DIRECTIONS: Quote the entries from the very first line through the line that contains "x-axis-label: ARI bbox=[451, 530, 481, 551]", keeping every line identical to the original.

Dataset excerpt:
§

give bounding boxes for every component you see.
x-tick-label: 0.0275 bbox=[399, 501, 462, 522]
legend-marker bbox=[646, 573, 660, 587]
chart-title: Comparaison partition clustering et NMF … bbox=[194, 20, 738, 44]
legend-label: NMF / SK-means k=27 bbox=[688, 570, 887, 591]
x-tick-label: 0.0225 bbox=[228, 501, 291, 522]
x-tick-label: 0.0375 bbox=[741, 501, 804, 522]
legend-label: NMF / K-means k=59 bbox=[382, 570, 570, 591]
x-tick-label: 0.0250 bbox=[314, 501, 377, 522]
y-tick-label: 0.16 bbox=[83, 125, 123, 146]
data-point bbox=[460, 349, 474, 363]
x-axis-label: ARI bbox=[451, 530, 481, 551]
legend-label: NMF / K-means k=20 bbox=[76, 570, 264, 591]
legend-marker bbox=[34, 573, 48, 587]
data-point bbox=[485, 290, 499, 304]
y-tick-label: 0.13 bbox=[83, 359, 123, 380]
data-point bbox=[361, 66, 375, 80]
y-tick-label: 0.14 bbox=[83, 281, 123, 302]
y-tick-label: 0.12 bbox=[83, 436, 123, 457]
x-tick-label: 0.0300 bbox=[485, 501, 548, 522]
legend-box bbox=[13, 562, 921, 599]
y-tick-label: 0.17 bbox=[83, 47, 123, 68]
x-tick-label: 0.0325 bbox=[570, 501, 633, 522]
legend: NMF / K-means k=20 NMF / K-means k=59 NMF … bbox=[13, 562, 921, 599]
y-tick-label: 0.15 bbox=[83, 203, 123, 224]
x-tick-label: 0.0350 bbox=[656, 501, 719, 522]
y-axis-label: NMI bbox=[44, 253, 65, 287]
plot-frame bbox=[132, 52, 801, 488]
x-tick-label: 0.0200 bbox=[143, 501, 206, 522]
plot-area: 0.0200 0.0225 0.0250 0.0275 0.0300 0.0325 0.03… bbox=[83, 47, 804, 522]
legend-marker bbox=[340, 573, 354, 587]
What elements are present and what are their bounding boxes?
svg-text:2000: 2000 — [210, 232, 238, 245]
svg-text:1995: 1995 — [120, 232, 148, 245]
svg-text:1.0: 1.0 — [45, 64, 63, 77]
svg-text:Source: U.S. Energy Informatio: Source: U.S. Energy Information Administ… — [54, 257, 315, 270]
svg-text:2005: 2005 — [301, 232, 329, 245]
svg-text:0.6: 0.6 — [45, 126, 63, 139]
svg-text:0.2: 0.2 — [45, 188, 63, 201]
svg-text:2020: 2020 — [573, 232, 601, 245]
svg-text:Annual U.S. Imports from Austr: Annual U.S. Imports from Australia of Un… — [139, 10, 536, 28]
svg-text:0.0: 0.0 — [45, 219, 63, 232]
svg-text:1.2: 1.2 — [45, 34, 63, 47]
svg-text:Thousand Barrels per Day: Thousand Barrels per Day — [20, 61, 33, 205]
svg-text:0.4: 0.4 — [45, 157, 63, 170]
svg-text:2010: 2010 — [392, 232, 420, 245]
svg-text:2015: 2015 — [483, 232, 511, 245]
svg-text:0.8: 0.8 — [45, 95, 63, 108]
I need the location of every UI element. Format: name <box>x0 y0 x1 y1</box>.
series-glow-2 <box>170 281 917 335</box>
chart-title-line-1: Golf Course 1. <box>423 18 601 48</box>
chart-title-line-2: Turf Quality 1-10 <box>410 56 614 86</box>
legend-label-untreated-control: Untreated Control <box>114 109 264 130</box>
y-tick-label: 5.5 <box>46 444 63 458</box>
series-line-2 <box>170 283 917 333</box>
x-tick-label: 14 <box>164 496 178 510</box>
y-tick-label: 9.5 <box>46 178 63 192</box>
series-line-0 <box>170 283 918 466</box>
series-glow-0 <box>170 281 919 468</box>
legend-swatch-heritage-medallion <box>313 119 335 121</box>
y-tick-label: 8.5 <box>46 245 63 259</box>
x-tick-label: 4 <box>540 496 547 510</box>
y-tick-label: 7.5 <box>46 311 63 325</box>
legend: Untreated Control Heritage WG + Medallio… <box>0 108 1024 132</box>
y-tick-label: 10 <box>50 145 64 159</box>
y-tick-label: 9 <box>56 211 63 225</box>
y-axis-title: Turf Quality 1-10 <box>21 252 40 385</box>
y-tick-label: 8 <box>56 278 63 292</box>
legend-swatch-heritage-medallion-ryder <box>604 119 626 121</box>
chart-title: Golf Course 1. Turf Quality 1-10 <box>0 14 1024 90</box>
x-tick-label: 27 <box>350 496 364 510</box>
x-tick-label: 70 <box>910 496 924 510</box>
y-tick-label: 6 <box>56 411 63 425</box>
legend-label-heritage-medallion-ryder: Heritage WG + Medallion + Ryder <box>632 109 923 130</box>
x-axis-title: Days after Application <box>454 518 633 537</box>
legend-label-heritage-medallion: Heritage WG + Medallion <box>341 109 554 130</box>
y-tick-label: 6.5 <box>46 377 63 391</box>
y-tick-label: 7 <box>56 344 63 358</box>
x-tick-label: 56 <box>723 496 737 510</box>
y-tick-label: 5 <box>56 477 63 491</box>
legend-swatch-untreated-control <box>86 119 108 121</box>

§

THE SOLUTION:
give bounding boxes for every component you see.
x-tick-label: 0.0275 bbox=[399, 501, 462, 522]
legend-marker bbox=[646, 573, 660, 587]
chart-title: Comparaison partition clustering et NMF … bbox=[194, 20, 738, 44]
legend-label: NMF / SK-means k=27 bbox=[688, 570, 887, 591]
x-tick-label: 0.0225 bbox=[228, 501, 291, 522]
x-tick-label: 0.0375 bbox=[741, 501, 804, 522]
legend-label: NMF / K-means k=59 bbox=[382, 570, 570, 591]
x-tick-label: 0.0250 bbox=[314, 501, 377, 522]
y-tick-label: 0.16 bbox=[83, 125, 123, 146]
data-point bbox=[460, 349, 474, 363]
x-axis-label: ARI bbox=[451, 530, 481, 551]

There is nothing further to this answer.